- Problem details -
Copy each line below that includes "name".

(Excerpts from a figure dataset)
══════════
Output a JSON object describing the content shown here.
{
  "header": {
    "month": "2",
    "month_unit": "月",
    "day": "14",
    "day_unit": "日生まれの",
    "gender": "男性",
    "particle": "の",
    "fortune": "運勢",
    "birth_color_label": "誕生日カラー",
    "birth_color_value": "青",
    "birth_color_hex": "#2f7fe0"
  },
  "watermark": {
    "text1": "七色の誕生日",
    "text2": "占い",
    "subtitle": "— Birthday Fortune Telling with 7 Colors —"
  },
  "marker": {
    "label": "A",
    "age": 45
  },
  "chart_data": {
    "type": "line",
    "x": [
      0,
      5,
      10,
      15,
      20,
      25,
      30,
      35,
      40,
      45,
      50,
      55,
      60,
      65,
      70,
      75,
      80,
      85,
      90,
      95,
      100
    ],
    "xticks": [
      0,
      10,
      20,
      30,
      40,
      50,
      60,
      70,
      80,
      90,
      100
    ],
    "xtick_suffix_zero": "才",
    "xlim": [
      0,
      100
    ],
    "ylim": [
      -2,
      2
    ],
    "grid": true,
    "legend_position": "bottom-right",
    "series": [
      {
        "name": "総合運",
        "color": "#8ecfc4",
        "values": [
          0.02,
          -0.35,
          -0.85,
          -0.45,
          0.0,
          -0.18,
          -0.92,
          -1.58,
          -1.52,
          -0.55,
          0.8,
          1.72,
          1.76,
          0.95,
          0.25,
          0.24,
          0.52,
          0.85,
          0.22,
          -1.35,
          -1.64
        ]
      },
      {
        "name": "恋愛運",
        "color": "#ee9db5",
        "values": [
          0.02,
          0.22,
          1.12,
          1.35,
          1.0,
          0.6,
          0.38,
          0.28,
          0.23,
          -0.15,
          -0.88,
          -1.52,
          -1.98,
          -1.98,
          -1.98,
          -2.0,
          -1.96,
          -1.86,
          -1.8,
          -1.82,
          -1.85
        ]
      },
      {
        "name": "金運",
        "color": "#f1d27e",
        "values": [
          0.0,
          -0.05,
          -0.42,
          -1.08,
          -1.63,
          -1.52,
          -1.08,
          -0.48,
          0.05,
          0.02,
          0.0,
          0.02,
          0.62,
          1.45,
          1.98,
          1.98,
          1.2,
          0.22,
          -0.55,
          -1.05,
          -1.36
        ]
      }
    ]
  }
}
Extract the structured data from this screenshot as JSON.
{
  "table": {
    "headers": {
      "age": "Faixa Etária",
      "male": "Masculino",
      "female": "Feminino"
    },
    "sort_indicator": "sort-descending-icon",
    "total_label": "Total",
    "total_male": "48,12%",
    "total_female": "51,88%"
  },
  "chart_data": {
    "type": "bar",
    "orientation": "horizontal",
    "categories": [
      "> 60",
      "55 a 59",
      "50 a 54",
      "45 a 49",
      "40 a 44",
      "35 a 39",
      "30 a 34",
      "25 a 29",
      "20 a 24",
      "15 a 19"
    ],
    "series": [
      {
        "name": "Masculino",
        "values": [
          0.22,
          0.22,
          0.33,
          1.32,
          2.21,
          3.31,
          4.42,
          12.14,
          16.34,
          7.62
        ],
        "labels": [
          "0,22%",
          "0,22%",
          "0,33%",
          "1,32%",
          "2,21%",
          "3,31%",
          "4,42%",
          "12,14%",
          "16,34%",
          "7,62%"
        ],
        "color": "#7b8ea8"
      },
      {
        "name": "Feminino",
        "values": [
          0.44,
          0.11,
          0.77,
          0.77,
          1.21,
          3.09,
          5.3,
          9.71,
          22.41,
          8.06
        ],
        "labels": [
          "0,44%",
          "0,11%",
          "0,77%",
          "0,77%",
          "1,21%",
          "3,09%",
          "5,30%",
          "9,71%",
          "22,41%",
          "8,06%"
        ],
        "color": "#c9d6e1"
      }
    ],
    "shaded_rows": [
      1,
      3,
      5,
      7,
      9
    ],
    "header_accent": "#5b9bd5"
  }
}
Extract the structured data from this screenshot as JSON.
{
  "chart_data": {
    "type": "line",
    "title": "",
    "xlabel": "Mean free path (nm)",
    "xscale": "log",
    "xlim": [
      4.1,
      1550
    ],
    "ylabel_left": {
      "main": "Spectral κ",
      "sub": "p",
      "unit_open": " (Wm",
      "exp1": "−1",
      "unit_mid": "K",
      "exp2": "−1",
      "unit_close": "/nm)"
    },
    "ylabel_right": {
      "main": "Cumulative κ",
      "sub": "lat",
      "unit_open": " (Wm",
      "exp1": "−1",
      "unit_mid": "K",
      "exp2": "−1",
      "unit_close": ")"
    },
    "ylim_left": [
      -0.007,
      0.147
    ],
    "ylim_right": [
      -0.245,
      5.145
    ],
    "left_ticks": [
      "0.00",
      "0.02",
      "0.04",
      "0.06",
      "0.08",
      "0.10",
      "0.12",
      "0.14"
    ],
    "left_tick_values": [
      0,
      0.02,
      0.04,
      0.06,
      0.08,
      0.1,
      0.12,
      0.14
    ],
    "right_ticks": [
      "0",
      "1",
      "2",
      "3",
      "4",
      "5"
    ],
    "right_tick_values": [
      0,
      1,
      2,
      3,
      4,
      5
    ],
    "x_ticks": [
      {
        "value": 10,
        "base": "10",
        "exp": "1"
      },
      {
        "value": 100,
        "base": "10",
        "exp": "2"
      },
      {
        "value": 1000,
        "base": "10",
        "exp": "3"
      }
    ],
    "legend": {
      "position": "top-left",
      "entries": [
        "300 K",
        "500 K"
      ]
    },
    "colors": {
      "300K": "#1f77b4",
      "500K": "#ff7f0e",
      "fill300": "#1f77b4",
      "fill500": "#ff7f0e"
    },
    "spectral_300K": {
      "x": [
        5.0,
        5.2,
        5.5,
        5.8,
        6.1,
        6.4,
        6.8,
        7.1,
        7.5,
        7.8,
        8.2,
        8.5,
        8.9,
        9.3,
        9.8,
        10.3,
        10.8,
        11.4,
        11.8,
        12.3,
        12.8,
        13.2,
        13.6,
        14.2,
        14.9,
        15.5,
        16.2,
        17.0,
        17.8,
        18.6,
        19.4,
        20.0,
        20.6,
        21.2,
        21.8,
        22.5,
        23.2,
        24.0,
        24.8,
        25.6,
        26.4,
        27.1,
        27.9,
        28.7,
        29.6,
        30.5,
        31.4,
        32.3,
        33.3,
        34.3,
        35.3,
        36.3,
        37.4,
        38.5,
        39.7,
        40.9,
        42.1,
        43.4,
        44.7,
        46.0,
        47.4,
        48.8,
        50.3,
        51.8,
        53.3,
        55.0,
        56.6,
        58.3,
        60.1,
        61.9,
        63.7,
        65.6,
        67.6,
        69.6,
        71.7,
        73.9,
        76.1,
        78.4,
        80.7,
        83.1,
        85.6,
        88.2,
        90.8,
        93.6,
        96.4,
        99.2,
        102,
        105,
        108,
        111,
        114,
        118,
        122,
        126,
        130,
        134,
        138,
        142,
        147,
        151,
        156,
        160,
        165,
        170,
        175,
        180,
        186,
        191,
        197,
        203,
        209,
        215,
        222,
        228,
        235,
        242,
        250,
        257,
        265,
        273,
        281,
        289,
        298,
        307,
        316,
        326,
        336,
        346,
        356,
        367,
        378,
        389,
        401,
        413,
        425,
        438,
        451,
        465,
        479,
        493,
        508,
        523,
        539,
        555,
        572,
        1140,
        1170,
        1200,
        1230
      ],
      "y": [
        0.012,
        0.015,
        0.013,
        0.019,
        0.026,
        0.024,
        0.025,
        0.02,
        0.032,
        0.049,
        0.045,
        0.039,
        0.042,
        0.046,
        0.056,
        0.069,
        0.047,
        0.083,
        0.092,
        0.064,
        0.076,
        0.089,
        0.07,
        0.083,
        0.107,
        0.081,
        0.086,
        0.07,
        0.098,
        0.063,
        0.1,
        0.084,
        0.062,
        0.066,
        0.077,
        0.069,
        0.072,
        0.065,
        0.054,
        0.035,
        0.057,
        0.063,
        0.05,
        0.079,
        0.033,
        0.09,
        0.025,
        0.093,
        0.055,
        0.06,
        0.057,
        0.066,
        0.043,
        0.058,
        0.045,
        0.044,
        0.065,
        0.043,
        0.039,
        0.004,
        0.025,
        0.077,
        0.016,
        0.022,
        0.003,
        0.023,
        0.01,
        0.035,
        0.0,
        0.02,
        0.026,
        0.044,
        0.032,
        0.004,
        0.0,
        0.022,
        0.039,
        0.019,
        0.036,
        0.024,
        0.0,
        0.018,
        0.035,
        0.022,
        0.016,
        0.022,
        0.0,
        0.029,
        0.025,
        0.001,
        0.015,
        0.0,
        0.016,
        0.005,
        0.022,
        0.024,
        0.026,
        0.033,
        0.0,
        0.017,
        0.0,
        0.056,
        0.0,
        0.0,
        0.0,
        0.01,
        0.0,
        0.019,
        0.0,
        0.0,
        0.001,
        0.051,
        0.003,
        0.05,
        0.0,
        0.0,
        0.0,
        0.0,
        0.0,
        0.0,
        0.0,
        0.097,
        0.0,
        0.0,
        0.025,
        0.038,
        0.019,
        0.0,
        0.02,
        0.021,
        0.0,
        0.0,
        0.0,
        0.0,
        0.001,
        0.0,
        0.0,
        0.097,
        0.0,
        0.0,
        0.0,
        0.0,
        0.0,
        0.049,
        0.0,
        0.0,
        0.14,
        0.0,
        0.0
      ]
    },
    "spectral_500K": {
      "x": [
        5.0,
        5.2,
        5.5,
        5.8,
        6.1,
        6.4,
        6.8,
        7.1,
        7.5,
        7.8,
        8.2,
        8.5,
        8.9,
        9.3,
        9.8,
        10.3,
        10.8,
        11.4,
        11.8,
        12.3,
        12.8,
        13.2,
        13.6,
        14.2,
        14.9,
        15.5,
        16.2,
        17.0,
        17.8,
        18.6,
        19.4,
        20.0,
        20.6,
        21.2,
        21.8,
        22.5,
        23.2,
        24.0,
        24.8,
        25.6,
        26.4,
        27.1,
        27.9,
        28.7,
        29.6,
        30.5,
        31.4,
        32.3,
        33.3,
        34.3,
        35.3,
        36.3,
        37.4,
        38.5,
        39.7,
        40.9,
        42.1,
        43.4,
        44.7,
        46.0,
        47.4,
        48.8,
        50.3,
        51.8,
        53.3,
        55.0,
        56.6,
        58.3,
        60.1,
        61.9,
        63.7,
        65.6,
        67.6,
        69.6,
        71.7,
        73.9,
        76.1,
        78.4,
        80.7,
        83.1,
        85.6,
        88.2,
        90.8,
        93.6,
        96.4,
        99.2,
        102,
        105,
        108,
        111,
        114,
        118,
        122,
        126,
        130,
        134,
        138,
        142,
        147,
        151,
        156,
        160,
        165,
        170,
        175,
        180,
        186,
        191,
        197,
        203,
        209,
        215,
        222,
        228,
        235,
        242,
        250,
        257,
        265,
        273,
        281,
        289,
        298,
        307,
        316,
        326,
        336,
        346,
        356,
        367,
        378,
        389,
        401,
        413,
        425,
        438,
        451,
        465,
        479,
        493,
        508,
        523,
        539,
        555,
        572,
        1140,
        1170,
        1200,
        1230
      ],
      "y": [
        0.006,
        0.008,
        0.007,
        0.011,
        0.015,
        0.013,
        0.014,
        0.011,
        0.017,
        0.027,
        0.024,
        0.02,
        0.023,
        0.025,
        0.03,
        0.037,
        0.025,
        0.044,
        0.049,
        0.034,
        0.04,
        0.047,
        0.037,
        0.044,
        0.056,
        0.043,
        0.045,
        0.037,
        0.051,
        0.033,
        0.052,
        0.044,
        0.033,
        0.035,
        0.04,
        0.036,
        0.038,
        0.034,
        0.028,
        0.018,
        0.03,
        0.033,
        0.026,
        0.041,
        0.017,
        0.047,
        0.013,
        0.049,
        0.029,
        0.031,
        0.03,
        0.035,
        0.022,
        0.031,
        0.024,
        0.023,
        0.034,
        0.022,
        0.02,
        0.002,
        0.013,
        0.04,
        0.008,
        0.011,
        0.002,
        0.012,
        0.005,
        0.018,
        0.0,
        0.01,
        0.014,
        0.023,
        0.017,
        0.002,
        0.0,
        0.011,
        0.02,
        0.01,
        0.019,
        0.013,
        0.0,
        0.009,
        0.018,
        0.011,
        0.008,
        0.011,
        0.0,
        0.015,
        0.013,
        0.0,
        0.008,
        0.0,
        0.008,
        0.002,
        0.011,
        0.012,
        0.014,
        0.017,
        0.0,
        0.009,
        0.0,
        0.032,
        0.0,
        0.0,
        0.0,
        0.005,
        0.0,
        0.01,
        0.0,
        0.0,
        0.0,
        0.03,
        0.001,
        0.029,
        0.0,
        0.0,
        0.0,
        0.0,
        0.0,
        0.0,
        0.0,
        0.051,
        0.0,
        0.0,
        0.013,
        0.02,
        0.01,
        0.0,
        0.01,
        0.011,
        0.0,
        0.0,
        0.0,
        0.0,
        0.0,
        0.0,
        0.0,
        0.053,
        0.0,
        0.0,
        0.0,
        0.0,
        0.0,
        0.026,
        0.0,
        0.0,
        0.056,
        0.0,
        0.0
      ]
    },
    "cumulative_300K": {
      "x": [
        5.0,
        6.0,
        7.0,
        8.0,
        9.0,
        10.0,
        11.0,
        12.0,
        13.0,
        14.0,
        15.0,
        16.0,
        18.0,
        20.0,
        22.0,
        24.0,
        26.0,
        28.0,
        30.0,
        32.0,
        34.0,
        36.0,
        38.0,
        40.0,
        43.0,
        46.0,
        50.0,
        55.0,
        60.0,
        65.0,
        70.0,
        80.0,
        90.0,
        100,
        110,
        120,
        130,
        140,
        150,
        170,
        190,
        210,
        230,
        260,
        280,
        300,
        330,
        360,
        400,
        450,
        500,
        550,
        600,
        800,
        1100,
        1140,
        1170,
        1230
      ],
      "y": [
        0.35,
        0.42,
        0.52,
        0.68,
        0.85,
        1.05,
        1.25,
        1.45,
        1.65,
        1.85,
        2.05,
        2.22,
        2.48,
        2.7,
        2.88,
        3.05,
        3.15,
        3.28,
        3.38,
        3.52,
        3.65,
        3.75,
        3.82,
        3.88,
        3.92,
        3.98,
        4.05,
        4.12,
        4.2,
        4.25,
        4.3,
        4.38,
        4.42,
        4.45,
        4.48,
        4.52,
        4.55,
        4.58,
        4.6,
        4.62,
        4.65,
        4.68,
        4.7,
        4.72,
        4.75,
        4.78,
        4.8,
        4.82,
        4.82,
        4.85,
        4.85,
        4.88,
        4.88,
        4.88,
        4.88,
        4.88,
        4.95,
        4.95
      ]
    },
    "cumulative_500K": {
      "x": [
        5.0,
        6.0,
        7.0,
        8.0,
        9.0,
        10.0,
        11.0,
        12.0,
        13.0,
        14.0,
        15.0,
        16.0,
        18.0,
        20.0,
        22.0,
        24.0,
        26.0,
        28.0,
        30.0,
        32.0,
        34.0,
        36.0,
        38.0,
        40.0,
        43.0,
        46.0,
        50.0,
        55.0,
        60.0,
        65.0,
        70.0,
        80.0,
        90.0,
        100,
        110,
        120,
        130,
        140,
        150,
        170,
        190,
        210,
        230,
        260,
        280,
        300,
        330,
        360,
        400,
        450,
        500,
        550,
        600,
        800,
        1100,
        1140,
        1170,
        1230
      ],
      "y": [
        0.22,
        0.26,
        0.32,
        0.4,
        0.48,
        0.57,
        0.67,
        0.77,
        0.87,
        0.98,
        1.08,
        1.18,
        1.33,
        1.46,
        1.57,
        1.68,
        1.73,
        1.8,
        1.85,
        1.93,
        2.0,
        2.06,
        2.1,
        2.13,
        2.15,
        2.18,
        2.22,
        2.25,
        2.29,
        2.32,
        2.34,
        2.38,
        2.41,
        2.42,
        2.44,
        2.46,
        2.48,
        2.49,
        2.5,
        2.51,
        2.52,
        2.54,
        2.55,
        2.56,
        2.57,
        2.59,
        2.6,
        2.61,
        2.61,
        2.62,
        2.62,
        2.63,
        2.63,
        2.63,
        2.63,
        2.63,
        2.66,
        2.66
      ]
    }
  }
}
══════════
- Result of this exercise -
        "name": "総合運",
        "name": "恋愛運",
        "name": "金運",
        "name": "Masculino",
        "name": "Feminino",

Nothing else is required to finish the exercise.